=== Given data ===

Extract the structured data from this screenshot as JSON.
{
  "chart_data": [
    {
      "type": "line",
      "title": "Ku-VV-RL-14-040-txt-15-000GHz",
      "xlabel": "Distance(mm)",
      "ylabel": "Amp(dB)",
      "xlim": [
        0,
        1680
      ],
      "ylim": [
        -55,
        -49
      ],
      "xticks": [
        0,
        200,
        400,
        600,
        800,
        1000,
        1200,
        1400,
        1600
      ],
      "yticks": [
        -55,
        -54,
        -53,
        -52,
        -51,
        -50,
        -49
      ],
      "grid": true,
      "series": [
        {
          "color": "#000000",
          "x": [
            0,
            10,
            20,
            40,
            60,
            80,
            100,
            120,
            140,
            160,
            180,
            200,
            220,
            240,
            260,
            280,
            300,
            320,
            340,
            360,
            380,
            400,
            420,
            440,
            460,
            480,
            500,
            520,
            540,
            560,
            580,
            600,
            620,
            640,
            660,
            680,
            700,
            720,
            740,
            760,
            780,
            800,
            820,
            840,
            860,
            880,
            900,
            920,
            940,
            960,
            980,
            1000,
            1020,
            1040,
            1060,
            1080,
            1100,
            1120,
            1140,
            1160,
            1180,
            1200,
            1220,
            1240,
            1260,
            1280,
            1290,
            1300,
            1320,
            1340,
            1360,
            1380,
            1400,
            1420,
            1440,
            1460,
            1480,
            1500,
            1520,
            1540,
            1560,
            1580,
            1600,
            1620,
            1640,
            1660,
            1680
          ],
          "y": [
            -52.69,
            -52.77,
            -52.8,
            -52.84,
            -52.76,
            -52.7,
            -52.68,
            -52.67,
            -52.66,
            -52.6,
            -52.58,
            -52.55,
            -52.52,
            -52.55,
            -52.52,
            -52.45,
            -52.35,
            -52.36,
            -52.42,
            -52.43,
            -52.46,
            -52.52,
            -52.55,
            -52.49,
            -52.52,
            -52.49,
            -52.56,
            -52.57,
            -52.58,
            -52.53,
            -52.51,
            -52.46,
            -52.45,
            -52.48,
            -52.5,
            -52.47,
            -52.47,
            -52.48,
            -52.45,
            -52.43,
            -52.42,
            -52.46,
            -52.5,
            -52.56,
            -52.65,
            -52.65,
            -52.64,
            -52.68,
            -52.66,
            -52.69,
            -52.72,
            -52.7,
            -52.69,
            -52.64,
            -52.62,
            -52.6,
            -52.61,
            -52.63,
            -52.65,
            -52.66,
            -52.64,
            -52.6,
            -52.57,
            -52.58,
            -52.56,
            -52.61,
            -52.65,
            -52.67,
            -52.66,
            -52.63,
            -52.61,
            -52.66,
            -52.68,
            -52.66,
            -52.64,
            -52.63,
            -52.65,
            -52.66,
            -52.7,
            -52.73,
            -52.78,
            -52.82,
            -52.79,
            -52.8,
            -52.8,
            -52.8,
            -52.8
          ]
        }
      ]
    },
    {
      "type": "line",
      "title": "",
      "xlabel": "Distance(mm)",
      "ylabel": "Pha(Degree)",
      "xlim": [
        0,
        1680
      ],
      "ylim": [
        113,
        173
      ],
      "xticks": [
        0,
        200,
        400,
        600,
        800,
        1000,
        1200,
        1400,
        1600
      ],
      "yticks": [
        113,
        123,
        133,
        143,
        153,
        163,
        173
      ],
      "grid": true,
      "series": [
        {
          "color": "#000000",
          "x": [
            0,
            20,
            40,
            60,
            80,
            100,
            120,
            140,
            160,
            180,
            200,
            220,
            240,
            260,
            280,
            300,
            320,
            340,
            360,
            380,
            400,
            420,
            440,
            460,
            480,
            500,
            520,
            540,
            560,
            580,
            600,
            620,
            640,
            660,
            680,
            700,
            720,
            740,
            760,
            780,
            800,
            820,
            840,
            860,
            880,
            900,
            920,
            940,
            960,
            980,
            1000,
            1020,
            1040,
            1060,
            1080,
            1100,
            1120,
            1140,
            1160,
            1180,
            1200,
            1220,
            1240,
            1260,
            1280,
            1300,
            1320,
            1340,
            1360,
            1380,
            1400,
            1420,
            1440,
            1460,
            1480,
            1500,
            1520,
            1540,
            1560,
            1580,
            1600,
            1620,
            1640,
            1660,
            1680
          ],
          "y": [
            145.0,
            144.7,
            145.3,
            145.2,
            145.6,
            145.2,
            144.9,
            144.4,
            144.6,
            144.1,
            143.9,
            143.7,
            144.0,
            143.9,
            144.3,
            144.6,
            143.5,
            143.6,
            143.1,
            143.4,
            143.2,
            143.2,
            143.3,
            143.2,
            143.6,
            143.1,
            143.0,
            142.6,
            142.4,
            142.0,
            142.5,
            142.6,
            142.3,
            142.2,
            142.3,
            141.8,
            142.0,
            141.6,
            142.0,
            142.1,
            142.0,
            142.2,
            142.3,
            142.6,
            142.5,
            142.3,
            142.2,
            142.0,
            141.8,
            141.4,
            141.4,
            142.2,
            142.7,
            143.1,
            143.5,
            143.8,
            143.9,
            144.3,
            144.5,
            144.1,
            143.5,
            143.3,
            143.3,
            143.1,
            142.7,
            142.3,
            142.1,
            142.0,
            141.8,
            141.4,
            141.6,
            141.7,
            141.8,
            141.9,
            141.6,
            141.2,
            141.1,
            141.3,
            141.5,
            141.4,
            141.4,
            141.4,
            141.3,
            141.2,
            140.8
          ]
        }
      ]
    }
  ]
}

===

Exercise task
Print the material above once more, exactly.

Solution to this problem
Extract the structured data from this screenshot as JSON.
{
  "chart_data": [
    {
      "type": "line",
      "title": "Ku-VV-RL-14-040-txt-15-000GHz",
      "xlabel": "Distance(mm)",
      "ylabel": "Amp(dB)",
      "xlim": [
        0,
        1680
      ],
      "ylim": [
        -55,
        -49
      ],
      "xticks": [
        0,
        200,
        400,
        600,
        800,
        1000,
        1200,
        1400,
        1600
      ],
      "yticks": [
        -55,
        -54,
        -53,
        -52,
        -51,
        -50,
        -49
      ],
      "grid": true,
      "series": [
        {
          "color": "#000000",
          "x": [
            0,
            10,
            20,
            40,
            60,
            80,
            100,
            120,
            140,
            160,
            180,
            200,
            220,
            240,
            260,
            280,
            300,
            320,
            340,
            360,
            380,
            400,
            420,
            440,
            460,
            480,
            500,
            520,
            540,
            560,
            580,
            600,
            620,
            640,
            660,
            680,
            700,
            720,
            740,
            760,
            780,
            800,
            820,
            840,
            860,
            880,
            900,
            920,
            940,
            960,
            980,
            1000,
            1020,
            1040,
            1060,
            1080,
            1100,
            1120,
            1140,
            1160,
            1180,
            1200,
            1220,
            1240,
            1260,
            1280,
            1290,
            1300,
            1320,
            1340,
            1360,
            1380,
            1400,
            1420,
            1440,
            1460,
            1480,
            1500,
            1520,
            1540,
            1560,
            1580,
            1600,
            1620,
            1640,
            1660,
            1680
          ],
          "y": [
            -52.69,
            -52.77,
            -52.8,
            -52.84,
            -52.76,
            -52.7,
            -52.68,
            -52.67,
            -52.66,
            -52.6,
            -52.58,
            -52.55,
            -52.52,
            -52.55,
            -52.52,
            -52.45,
            -52.35,
            -52.36,
            -52.42,
            -52.43,
            -52.46,
            -52.52,
            -52.55,
            -52.49,
            -52.52,
            -52.49,
            -52.56,
            -52.57,
            -52.58,
            -52.53,
            -52.51,
            -52.46,
            -52.45,
            -52.48,
            -52.5,
            -52.47,
            -52.47,
            -52.48,
            -52.45,
            -52.43,
            -52.42,
            -52.46,
            -52.5,
            -52.56,
            -52.65,
            -52.65,
            -52.64,
            -52.68,
            -52.66,
            -52.69,
            -52.72,
            -52.7,
            -52.69,
            -52.64,
            -52.62,
            -52.6,
            -52.61,
            -52.63,
            -52.65,
            -52.66,
            -52.64,
            -52.6,
            -52.57,
            -52.58,
            -52.56,
            -52.61,
            -52.65,
            -52.67,
            -52.66,
            -52.63,
            -52.61,
            -52.66,
            -52.68,
            -52.66,
            -52.64,
            -52.63,
            -52.65,
            -52.66,
            -52.7,
            -52.73,
            -52.78,
            -52.82,
            -52.79,
            -52.8,
            -52.8,
            -52.8,
            -52.8
          ]
        }
      ]
    },
    {
      "type": "line",
      "title": "",
      "xlabel": "Distance(mm)",
      "ylabel": "Pha(Degree)",
      "xlim": [
        0,
        1680
      ],
      "ylim": [
        113,
        173
      ],
      "xticks": [
        0,
        200,
        400,
        600,
        800,
        1000,
        1200,
        1400,
        1600
      ],
      "yticks": [
        113,
        123,
        133,
        143,
        153,
        163,
        173
      ],
      "grid": true,
      "series": [
        {
          "color": "#000000",
          "x": [
            0,
            20,
            40,
            60,
            80,
            100,
            120,
            140,
            160,
            180,
            200,
            220,
            240,
            260,
            280,
            300,
            320,
            340,
            360,
            380,
            400,
            420,
            440,
            460,
            480,
            500,
            520,
            540,
            560,
            580,
            600,
            620,
            640,
            660,
            680,
            700,
            720,
            740,
            760,
            780,
            800,
            820,
            840,
            860,
            880,
            900,
            920,
            940,
            960,
            980,
            1000,
            1020,
            1040,
            1060,
            1080,
            1100,
            1120,
            1140,
            1160,
            1180,
            1200,
            1220,
            1240,
            1260,
            1280,
            1300,
            1320,
            1340,
            1360,
            1380,
            1400,
            1420,
            1440,
            1460,
            1480,
            1500,
            1520,
            1540,
            1560,
            1580,
            1600,
            1620,
            1640,
            1660,
            1680
          ],
          "y": [
            145.0,
            144.7,
            145.3,
            145.2,
            145.6,
            145.2,
            144.9,
            144.4,
            144.6,
            144.1,
            143.9,
            143.7,
            144.0,
            143.9,
            144.3,
            144.6,
            143.5,
            143.6,
            143.1,
            143.4,
            143.2,
            143.2,
            143.3,
            143.2,
            143.6,
            143.1,
            143.0,
            142.6,
            142.4,
            142.0,
            142.5,
            142.6,
            142.3,
            142.2,
            142.3,
            141.8,
            142.0,
            141.6,
            142.0,
            142.1,
            142.0,
            142.2,
            142.3,
            142.6,
            142.5,
            142.3,
            142.2,
            142.0,
            141.8,
            141.4,
            141.4,
            142.2,
            142.7,
            143.1,
            143.5,
            143.8,
            143.9,
            144.3,
            144.5,
            144.1,
            143.5,
            143.3,
            143.3,
            143.1,
            142.7,
            142.3,
            142.1,
            142.0,
            141.8,
            141.4,
            141.6,
            141.7,
            141.8,
            141.9,
            141.6,
            141.2,
            141.1,
            141.3,
            141.5,
            141.4,
            141.4,
            141.4,
            141.3,
            141.2,
            140.8
          ]
        }
      ]
    }
  ]
}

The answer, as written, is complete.